- _Dataset entries_
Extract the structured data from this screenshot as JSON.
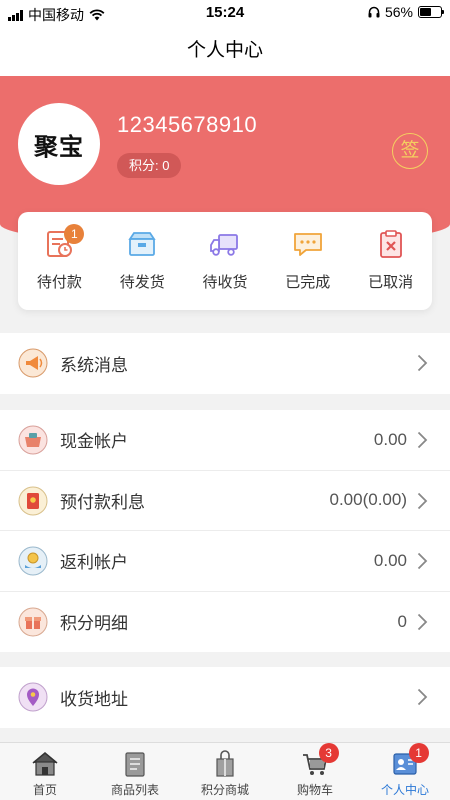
{
  "status_bar": {
    "carrier": "中国移动",
    "time": "15:24",
    "battery": "56%",
    "battery_level": 0.56
  },
  "nav": {
    "title": "个人中心"
  },
  "profile": {
    "avatar_text": "聚宝",
    "phone": "12345678910",
    "points_label": "积分: 0",
    "sign_label": "签"
  },
  "orders": [
    {
      "label": "待付款",
      "icon": "pending-payment-icon",
      "badge": "1"
    },
    {
      "label": "待发货",
      "icon": "pending-shipment-icon"
    },
    {
      "label": "待收货",
      "icon": "delivery-truck-icon"
    },
    {
      "label": "已完成",
      "icon": "completed-chat-icon"
    },
    {
      "label": "已取消",
      "icon": "cancelled-clipboard-icon"
    }
  ],
  "menu": {
    "messages": {
      "label": "系统消息",
      "icon": "megaphone-icon"
    },
    "cash": {
      "label": "现金帐户",
      "value": "0.00",
      "icon": "cash-account-icon"
    },
    "prepaid": {
      "label": "预付款利息",
      "value": "0.00(0.00)",
      "icon": "prepaid-envelope-icon"
    },
    "rebate": {
      "label": "返利帐户",
      "value": "0.00",
      "icon": "rebate-coin-icon"
    },
    "points": {
      "label": "积分明细",
      "value": "0",
      "icon": "gift-box-icon"
    },
    "address": {
      "label": "收货地址",
      "icon": "location-pin-icon"
    }
  },
  "tabs": [
    {
      "label": "首页",
      "icon": "home-icon"
    },
    {
      "label": "商品列表",
      "icon": "product-list-icon"
    },
    {
      "label": "积分商城",
      "icon": "points-mall-icon"
    },
    {
      "label": "购物车",
      "icon": "shopping-cart-icon",
      "badge": "3"
    },
    {
      "label": "个人中心",
      "icon": "profile-icon",
      "badge": "1",
      "active": true
    }
  ],
  "colors": {
    "header": "#ec6e6c",
    "badge_orange": "#e8813a",
    "badge_red": "#e53935",
    "active_tab": "#2b78d6",
    "sign_gold": "#f4d060"
  }
}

- _Given task_
Write out the full set of lines verbatim, without the pictures.

- _The output_
Extract the structured data from this screenshot as JSON.
{
  "status_bar": {
    "carrier": "中国移动",
    "time": "15:24",
    "battery": "56%",
    "battery_level": 0.56
  },
  "nav": {
    "title": "个人中心"
  },
  "profile": {
    "avatar_text": "聚宝",
    "phone": "12345678910",
    "points_label": "积分: 0",
    "sign_label": "签"
  },
  "orders": [
    {
      "label": "待付款",
      "icon": "pending-payment-icon",
      "badge": "1"
    },
    {
      "label": "待发货",
      "icon": "pending-shipment-icon"
    },
    {
      "label": "待收货",
      "icon": "delivery-truck-icon"
    },
    {
      "label": "已完成",
      "icon": "completed-chat-icon"
    },
    {
      "label": "已取消",
      "icon": "cancelled-clipboard-icon"
    }
  ],
  "menu": {
    "messages": {
      "label": "系统消息",
      "icon": "megaphone-icon"
    },
    "cash": {
      "label": "现金帐户",
      "value": "0.00",
      "icon": "cash-account-icon"
    },
    "prepaid": {
      "label": "预付款利息",
      "value": "0.00(0.00)",
      "icon": "prepaid-envelope-icon"
    },
    "rebate": {
      "label": "返利帐户",
      "value": "0.00",
      "icon": "rebate-coin-icon"
    },
    "points": {
      "label": "积分明细",
      "value": "0",
      "icon": "gift-box-icon"
    },
    "address": {
      "label": "收货地址",
      "icon": "location-pin-icon"
    }
  },
  "tabs": [
    {
      "label": "首页",
      "icon": "home-icon"
    },
    {
      "label": "商品列表",
      "icon": "product-list-icon"
    },
    {
      "label": "积分商城",
      "icon": "points-mall-icon"
    },
    {
      "label": "购物车",
      "icon": "shopping-cart-icon",
      "badge": "3"
    },
    {
      "label": "个人中心",
      "icon": "profile-icon",
      "badge": "1",
      "active": true
    }
  ],
  "colors": {
    "header": "#ec6e6c",
    "badge_orange": "#e8813a",
    "badge_red": "#e53935",
    "active_tab": "#2b78d6",
    "sign_gold": "#f4d060"
  }
}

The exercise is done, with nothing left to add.